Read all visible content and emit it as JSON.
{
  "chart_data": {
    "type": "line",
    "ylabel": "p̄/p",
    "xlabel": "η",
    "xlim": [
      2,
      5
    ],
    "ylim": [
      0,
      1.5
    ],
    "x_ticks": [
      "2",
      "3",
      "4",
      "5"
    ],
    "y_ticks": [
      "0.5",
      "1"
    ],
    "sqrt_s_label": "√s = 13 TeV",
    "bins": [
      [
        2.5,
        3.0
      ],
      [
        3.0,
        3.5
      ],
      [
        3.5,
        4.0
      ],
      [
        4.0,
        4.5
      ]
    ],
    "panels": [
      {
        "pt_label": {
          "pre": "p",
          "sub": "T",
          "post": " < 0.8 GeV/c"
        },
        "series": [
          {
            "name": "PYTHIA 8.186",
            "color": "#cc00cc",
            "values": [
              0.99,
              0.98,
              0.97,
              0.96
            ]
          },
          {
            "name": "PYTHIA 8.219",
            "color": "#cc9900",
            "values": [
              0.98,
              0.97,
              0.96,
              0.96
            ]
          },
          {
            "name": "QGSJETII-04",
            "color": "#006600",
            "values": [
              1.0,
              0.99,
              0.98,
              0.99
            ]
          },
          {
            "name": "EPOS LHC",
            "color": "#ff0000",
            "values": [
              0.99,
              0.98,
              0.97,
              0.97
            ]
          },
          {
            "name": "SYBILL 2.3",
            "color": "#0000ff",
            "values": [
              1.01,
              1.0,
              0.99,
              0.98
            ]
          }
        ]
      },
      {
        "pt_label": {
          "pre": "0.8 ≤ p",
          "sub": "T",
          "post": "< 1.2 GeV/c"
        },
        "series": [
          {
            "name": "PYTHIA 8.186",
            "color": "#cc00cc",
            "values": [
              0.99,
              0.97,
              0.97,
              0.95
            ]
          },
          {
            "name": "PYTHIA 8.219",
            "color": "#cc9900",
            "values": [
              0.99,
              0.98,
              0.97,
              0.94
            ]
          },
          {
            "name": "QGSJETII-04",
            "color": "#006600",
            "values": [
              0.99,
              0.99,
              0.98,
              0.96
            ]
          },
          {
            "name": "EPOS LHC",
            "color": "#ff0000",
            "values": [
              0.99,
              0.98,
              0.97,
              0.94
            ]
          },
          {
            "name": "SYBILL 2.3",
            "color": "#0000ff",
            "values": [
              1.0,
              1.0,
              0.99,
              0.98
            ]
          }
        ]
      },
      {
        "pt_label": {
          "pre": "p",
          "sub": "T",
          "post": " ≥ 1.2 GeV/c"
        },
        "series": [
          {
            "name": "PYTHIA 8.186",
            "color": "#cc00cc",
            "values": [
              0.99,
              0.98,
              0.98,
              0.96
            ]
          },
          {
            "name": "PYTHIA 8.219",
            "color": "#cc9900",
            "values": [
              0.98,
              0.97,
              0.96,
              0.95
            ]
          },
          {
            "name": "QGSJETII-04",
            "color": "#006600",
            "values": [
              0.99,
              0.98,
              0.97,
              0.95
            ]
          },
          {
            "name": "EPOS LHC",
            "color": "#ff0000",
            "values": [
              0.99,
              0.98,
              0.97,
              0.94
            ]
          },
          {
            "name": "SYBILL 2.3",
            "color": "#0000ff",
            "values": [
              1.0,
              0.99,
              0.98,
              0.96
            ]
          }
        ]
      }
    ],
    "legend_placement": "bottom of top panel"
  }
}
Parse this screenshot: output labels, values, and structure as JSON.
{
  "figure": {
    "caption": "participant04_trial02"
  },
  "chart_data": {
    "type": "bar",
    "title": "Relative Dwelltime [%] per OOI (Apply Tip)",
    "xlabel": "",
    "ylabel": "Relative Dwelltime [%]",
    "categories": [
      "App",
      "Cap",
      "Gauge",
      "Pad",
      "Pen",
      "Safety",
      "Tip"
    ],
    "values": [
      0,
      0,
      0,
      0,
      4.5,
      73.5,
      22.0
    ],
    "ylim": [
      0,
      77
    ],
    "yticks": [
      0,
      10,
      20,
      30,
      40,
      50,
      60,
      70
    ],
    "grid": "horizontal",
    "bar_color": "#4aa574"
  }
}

--

## [Instruction]
Give back the whole listing exactly as it reads.

## [Exercise output]
Read all visible content and emit it as JSON.
{
  "chart_data": {
    "type": "line",
    "ylabel": "p̄/p",
    "xlabel": "η",
    "xlim": [
      2,
      5
    ],
    "ylim": [
      0,
      1.5
    ],
    "x_ticks": [
      "2",
      "3",
      "4",
      "5"
    ],
    "y_ticks": [
      "0.5",
      "1"
    ],
    "sqrt_s_label": "√s = 13 TeV",
    "bins": [
      [
        2.5,
        3.0
      ],
      [
        3.0,
        3.5
      ],
      [
        3.5,
        4.0
      ],
      [
        4.0,
        4.5
      ]
    ],
    "panels": [
      {
        "pt_label": {
          "pre": "p",
          "sub": "T",
          "post": " < 0.8 GeV/c"
        },
        "series": [
          {
            "name": "PYTHIA 8.186",
            "color": "#cc00cc",
            "values": [
              0.99,
              0.98,
              0.97,
              0.96
            ]
          },
          {
            "name": "PYTHIA 8.219",
            "color": "#cc9900",
            "values": [
              0.98,
              0.97,
              0.96,
              0.96
            ]
          },
          {
            "name": "QGSJETII-04",
            "color": "#006600",
            "values": [
              1.0,
              0.99,
              0.98,
              0.99
            ]
          },
          {
            "name": "EPOS LHC",
            "color": "#ff0000",
            "values": [
              0.99,
              0.98,
              0.97,
              0.97
            ]
          },
          {
            "name": "SYBILL 2.3",
            "color": "#0000ff",
            "values": [
              1.01,
              1.0,
              0.99,
              0.98
            ]
          }
        ]
      },
      {
        "pt_label": {
          "pre": "0.8 ≤ p",
          "sub": "T",
          "post": "< 1.2 GeV/c"
        },
        "series": [
          {
            "name": "PYTHIA 8.186",
            "color": "#cc00cc",
            "values": [
              0.99,
              0.97,
              0.97,
              0.95
            ]
          },
          {
            "name": "PYTHIA 8.219",
            "color": "#cc9900",
            "values": [
              0.99,
              0.98,
              0.97,
              0.94
            ]
          },
          {
            "name": "QGSJETII-04",
            "color": "#006600",
            "values": [
              0.99,
              0.99,
              0.98,
              0.96
            ]
          },
          {
            "name": "EPOS LHC",
            "color": "#ff0000",
            "values": [
              0.99,
              0.98,
              0.97,
              0.94
            ]
          },
          {
            "name": "SYBILL 2.3",
            "color": "#0000ff",
            "values": [
              1.0,
              1.0,
              0.99,
              0.98
            ]
          }
        ]
      },
      {
        "pt_label": {
          "pre": "p",
          "sub": "T",
          "post": " ≥ 1.2 GeV/c"
        },
        "series": [
          {
            "name": "PYTHIA 8.186",
            "color": "#cc00cc",
            "values": [
              0.99,
              0.98,
              0.98,
              0.96
            ]
          },
          {
            "name": "PYTHIA 8.219",
            "color": "#cc9900",
            "values": [
              0.98,
              0.97,
              0.96,
              0.95
            ]
          },
          {
            "name": "QGSJETII-04",
            "color": "#006600",
            "values": [
              0.99,
              0.98,
              0.97,
              0.95
            ]
          },
          {
            "name": "EPOS LHC",
            "color": "#ff0000",
            "values": [
              0.99,
              0.98,
              0.97,
              0.94
            ]
          },
          {
            "name": "SYBILL 2.3",
            "color": "#0000ff",
            "values": [
              1.0,
              0.99,
              0.98,
              0.96
            ]
          }
        ]
      }
    ],
    "legend_placement": "bottom of top panel"
  }
}
Parse this screenshot: output labels, values, and structure as JSON.
{
  "figure": {
    "caption": "participant04_trial02"
  },
  "chart_data": {
    "type": "bar",
    "title": "Relative Dwelltime [%] per OOI (Apply Tip)",
    "xlabel": "",
    "ylabel": "Relative Dwelltime [%]",
    "categories": [
      "App",
      "Cap",
      "Gauge",
      "Pad",
      "Pen",
      "Safety",
      "Tip"
    ],
    "values": [
      0,
      0,
      0,
      0,
      4.5,
      73.5,
      22.0
    ],
    "ylim": [
      0,
      77
    ],
    "yticks": [
      0,
      10,
      20,
      30,
      40,
      50,
      60,
      70
    ],
    "grid": "horizontal",
    "bar_color": "#4aa574"
  }
}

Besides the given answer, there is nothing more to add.